## Exercise brief
Below are entries. Pull out all lines containing "technologie".

## Stored records
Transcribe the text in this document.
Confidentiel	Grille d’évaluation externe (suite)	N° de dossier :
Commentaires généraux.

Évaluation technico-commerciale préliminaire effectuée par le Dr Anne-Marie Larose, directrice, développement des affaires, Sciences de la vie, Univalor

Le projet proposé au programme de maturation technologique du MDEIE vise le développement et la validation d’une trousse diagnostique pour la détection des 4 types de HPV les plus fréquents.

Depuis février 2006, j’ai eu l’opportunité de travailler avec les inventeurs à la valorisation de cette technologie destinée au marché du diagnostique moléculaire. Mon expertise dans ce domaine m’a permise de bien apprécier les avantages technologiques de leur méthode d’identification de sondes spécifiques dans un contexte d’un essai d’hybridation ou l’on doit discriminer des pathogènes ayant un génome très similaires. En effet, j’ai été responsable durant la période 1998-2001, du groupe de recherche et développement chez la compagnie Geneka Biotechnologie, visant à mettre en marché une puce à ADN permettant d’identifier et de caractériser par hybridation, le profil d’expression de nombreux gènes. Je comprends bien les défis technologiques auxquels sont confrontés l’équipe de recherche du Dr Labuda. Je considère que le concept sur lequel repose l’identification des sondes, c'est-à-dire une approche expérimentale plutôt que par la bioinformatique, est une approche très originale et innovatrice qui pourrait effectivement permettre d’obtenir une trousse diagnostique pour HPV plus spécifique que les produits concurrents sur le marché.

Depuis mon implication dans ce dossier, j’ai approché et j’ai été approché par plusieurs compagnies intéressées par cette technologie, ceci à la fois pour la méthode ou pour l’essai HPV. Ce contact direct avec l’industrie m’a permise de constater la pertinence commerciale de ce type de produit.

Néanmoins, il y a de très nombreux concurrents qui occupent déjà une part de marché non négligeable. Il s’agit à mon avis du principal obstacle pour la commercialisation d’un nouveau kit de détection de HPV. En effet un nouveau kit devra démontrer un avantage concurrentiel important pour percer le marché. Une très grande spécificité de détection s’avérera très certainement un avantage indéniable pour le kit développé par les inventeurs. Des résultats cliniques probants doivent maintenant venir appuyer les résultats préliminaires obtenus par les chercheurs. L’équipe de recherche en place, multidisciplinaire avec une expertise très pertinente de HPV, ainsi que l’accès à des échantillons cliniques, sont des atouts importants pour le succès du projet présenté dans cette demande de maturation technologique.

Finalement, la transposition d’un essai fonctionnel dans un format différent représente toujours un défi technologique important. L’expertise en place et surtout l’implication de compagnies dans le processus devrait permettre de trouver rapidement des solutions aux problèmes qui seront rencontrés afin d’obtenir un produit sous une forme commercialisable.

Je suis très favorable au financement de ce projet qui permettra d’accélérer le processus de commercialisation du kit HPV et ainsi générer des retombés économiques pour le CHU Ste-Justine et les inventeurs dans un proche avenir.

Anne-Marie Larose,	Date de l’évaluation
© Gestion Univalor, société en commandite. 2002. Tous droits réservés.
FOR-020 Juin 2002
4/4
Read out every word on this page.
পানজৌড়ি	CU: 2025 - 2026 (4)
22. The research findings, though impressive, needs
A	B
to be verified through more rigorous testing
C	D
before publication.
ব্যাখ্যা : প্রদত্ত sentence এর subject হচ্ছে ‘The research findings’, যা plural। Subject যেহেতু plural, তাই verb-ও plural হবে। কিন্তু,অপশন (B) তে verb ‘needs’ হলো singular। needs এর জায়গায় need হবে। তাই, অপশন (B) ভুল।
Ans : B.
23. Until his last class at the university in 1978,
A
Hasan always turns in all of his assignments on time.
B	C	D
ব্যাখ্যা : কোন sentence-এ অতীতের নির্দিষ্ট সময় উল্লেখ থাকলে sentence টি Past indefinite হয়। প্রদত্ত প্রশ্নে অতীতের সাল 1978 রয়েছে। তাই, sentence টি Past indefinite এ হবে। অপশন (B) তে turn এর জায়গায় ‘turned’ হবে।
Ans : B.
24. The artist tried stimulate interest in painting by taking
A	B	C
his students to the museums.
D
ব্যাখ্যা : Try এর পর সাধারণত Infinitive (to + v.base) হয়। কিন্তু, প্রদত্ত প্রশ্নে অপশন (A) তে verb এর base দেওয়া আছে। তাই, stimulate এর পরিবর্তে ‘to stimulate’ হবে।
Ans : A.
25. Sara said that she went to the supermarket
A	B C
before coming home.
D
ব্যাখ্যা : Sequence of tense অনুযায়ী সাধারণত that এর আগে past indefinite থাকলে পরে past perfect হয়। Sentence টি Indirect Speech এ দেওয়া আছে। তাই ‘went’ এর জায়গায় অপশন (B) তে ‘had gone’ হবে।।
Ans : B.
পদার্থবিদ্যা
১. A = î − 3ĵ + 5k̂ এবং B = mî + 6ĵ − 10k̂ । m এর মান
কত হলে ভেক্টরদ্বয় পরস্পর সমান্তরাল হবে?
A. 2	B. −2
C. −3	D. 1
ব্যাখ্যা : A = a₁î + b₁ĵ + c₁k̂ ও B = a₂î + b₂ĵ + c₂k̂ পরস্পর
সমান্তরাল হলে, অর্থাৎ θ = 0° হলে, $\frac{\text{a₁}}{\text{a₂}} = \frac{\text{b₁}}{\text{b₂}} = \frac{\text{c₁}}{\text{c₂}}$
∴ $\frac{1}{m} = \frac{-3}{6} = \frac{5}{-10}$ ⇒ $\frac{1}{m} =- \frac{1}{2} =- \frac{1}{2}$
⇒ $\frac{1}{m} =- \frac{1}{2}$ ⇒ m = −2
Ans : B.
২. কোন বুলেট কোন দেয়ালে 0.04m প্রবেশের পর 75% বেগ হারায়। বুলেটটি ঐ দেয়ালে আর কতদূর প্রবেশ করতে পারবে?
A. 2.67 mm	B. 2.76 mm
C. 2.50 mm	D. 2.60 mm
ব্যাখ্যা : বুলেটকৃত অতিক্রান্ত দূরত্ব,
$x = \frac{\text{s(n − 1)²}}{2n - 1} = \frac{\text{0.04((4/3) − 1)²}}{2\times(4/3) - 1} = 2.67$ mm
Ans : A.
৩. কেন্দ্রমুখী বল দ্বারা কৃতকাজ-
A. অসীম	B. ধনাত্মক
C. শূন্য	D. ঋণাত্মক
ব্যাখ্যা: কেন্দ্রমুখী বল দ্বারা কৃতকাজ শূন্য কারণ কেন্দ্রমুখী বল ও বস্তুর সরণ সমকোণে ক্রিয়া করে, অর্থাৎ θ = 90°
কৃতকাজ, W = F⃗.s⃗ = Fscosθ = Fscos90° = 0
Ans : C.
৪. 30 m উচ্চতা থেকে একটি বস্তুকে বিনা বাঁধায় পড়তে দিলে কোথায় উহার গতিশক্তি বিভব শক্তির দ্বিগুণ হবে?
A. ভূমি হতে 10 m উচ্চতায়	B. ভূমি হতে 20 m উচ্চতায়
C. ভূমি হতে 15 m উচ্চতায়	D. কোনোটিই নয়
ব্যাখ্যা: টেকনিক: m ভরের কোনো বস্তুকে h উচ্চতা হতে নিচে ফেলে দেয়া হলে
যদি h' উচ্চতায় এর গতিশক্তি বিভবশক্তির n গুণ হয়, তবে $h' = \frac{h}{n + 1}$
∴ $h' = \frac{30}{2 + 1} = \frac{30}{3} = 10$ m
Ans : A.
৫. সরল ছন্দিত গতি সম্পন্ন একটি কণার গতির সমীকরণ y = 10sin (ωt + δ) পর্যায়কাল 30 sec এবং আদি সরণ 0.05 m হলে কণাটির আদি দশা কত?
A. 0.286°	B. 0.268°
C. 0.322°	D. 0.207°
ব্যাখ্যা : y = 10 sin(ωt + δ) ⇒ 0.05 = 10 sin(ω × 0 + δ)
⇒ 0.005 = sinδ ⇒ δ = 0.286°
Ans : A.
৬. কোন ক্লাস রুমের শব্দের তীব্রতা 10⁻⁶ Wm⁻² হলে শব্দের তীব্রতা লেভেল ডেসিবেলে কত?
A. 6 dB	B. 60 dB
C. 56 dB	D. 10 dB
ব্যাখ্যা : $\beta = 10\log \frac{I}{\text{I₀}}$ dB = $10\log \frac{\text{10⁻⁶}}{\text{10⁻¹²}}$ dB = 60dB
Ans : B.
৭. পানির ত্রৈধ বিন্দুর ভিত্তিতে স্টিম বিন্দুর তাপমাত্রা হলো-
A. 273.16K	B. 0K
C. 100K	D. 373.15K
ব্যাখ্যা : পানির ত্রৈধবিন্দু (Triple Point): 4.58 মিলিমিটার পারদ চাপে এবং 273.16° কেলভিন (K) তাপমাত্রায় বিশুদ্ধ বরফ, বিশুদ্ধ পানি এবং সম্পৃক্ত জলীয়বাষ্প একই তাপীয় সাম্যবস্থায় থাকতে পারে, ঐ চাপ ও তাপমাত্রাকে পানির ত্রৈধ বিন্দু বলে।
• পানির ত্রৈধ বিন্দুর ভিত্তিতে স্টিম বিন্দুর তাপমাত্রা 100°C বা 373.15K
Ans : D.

## Solution
Depuis février 2006, j’ai eu l’opportunité de travailler avec les inventeurs à la valorisation de cette technologie destinée au marché du diagnostique moléculaire. Mon expertise dans ce domaine m’a permise de bien apprécier les avantages technologiques de leur méthode d’identification de sondes spécifiques dans un contexte d’un essai d’hybridation ou l’on doit discriminer des pathogènes ayant un génome très similaires. En effet, j’ai été responsable durant la période 1998-2001, du groupe de recherche et développement chez la compagnie Geneka Biotechnologie, visant à mettre en marché une puce à ADN permettant d’identifier et de caractériser par hybridation, le profil d’expression de nombreux gènes. Je comprends bien les défis technologiques auxquels sont confrontés l’équipe de recherche du Dr Labuda. Je considère que le concept sur lequel repose l’identification des sondes, c'est-à-dire une approche expérimentale plutôt que par la bioinformatique, est une approche très originale et innovatrice qui pourrait effectivement permettre d’obtenir une trousse diagnostique pour HPV plus spécifique que les produits concurrents sur le marché.
Depuis mon implication dans ce dossier, j’ai approché et j’ai été approché par plusieurs compagnies intéressées par cette technologie, ceci à la fois pour la méthode ou pour l’essai HPV. Ce contact direct avec l’industrie m’a permise de constater la pertinence commerciale de ce type de produit.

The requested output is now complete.